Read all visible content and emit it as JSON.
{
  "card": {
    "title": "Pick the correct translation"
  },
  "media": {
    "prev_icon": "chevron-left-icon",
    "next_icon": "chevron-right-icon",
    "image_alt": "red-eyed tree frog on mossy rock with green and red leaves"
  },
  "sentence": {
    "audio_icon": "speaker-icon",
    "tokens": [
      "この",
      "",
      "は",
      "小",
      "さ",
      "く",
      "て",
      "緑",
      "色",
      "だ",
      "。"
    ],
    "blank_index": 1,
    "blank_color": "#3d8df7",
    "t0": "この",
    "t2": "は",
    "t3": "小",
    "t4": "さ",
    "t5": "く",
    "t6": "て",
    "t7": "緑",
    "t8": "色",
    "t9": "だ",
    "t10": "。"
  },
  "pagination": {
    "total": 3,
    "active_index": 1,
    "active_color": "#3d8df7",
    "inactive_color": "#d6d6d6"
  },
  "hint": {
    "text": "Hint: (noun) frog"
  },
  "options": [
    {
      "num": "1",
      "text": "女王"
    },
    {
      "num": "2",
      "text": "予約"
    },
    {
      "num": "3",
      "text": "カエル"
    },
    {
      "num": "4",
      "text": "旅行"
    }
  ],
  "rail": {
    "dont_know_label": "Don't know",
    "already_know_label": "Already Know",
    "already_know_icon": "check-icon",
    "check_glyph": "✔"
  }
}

○ ○ ○

• **Challenge**
Pick out lines containing the word "chevron", each one as written.

• **Correct response**
    "prev_icon": "chevron-left-icon",
    "next_icon": "chevron-right-icon",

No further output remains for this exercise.